TASK INSTRUCTIONS:
a: From the foreclosure case text, copy the passage starting at "ACTION against the" and ending at "accordance with opinion.".
b: Answer these questions about the foreclosure case text:
(i) On what date was the case argued?
(ii) Which section of the General Statutes requires appraisers to be appointed within ten days from the expiration of the time limited for redemption?
(iii) For what amount did the Superior Court enter judgment for the plaintiff?

EXCERPT PROVIDED:

In Cion v. Schupack the finding discloses that before the law day provided in the plaintiff's judgment, actions to foreclose prior mortgages, exceeding in amount the value of the mortgaged property, had been brought and were pending, and in Bergin v. Robbins, also in Acampora v. Warner, 91 Conn. 586, 101 A. 332, although the present point was not there involved, before the law days under his foreclosure judgment the plaintiff had been foreclosed by holders of prior mortgages.Summary of this case from City Lumber Co. of Bridgeport, Inc. v. Murphy
Subject to the provision of § 5196 of the General Statutes, the holder of a mortgage note may pursue an action to foreclose the mortgage and one upon the note either contemporaneously or successively until his debt is satisfied. In an action against an indorser of a mortgage note, it is no defense that the plaintiff, in a prior suit to foreclose the mortgage, included in his claims for relief a prayer for a deficiency judgment against the indorser, which was denied, not upon any grounds conclusive of the merits of the claim, but solely for the reason that appraisers were not appointed to determine the value of the premises within ten days from the expiration of the time limited for redemption, as required by § 5197 of the General Statutes. A prayer for a deficiency judgment against an indorser of a mortgage note must be supported by allegations as to notice of nonpayment or its waiver. Under our theory of the law of mortgages, neither the decree of strict foreclosure, which merely limits outstanding rights of redemption, nor the certificate of foreclosure, which merely confirms the title already existing in the mortgagee, constitutes an extinguishment of the mortgage debt, which remains in full force until there is an actual appropriation of the property to its satisfaction. Therefore, the plaintiff in the present case was not debarred from maintaining an action against an indorser of a mortgage note because he had, in a prior suit, obtained a decree and filed a certificate of foreclosure without securing possession of the mortgaged premises. The fact that counsel miscall or misname a remedy, otherwise properly pursued, will not defeat a recovery. In an action to recover a claim against an estate which has been fully distributed, the representatives of the estate and such of the distributes as may be liable to make restitution, should be joined as codefendants. Such an action, though single in form, involves two successive, independent steps — first, the establishment of the claim against the representatives as such, and second, the ascertainment of the liability of the several distributes, which involves a pro rata contribution upon the basis of the kind and amount of property which each has received. The distinction between these steps should be preserved in the judgment, which is erroneous if it provides, as in the present case, for a general recovery against all the defendants.
Argued May 7th, 1925
Decided June 30th, 1925.
ACTION against the administrators and distributes of the estate of a deceased indorser of a promissory note to recover the amount alleged to be due thereon, brought to the Superior Court in Hartford County and tried to the court, Jennings, J.; judgment for plaintiff for $5,260, from which defendants appealed. Error; judgment to be entered for plaintiff in accordance with opinion.

DATA SEGMENT:
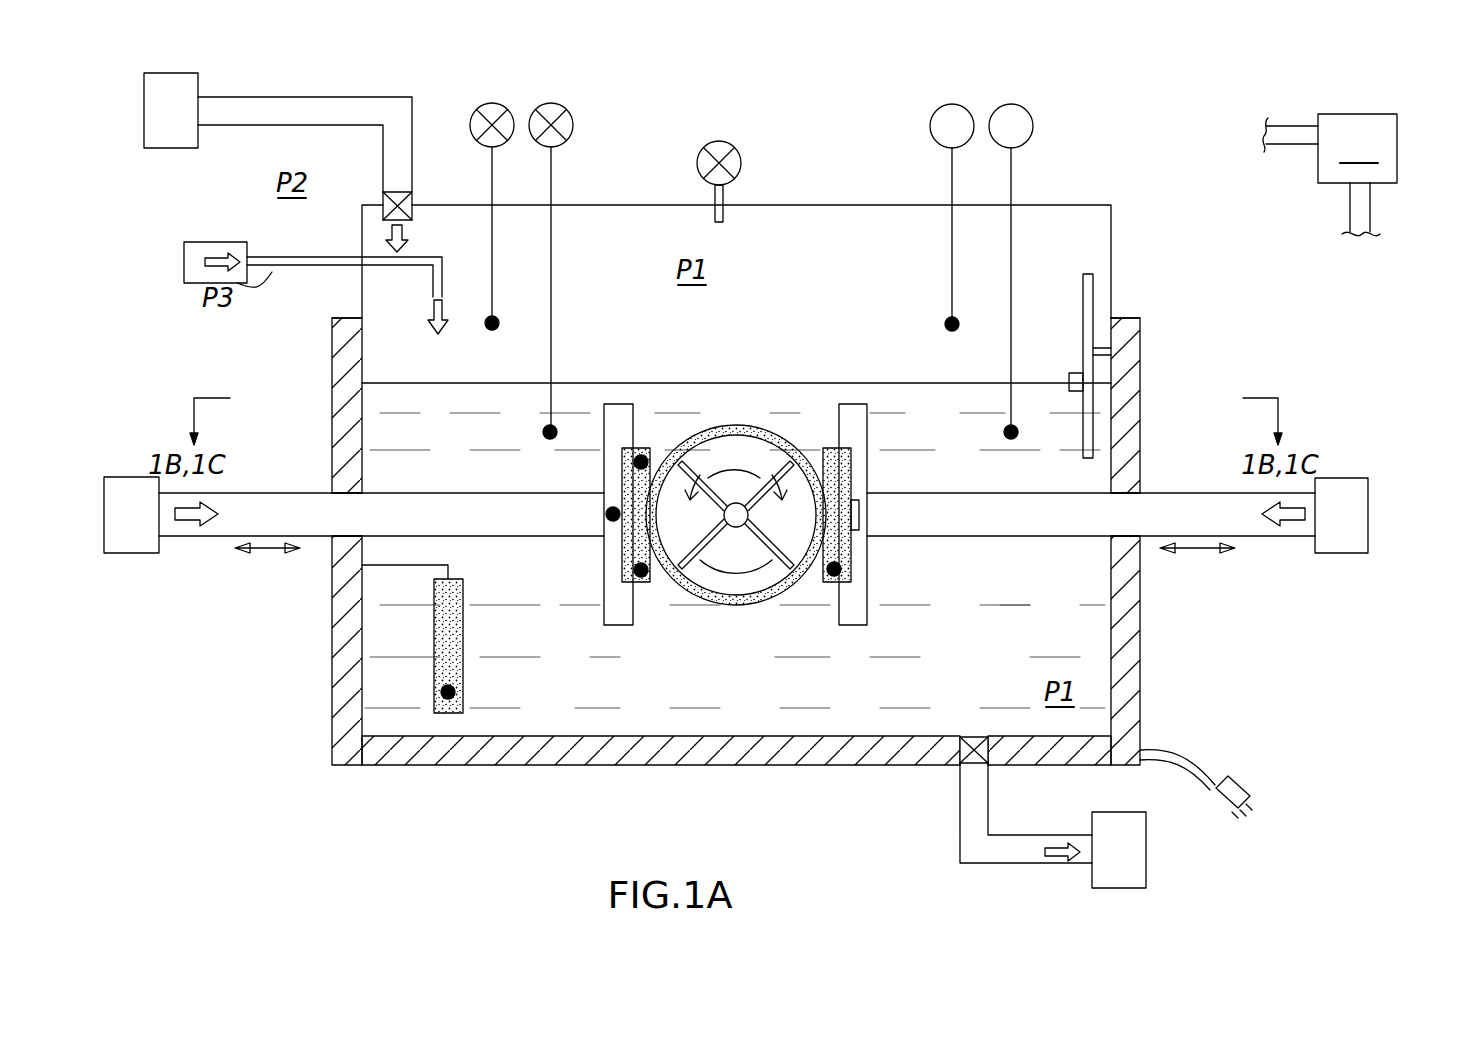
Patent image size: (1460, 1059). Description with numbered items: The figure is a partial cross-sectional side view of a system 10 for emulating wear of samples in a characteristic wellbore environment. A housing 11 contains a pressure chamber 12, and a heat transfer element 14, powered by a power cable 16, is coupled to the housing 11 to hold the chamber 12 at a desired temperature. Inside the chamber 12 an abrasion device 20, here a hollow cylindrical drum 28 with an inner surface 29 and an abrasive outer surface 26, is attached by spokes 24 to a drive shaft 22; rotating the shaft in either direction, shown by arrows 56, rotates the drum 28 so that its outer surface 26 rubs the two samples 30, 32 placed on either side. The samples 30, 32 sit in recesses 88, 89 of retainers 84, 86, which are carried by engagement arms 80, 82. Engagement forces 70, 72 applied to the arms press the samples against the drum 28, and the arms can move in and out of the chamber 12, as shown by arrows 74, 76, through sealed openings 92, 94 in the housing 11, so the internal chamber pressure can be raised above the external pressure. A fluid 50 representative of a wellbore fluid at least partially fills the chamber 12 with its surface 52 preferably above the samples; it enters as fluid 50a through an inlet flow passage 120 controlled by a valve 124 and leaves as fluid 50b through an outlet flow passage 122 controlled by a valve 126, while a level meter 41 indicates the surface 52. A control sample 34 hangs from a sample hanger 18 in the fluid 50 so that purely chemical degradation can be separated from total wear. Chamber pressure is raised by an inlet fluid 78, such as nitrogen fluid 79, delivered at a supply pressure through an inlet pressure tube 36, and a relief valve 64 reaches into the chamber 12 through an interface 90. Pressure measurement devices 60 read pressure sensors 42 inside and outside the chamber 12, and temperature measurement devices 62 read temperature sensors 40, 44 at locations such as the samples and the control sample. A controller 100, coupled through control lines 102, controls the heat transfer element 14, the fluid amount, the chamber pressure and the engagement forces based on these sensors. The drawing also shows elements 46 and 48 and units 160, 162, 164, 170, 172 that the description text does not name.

RESPONSES TO THE TASKS:
a:
ACTION against the administrators and distributes of the estate of a deceased indorser of a promissory note to recover the amount alleged to be due thereon, brought to the Superior Court in Hartford County and tried to the court, Jennings, J.; judgment for plaintiff for $5,260, from which defendants appealed. Error; judgment to be entered for plaintiff in accordance with opinion.

b:
(i) May 7th, 1925
(ii) § 5197
(iii) $5,260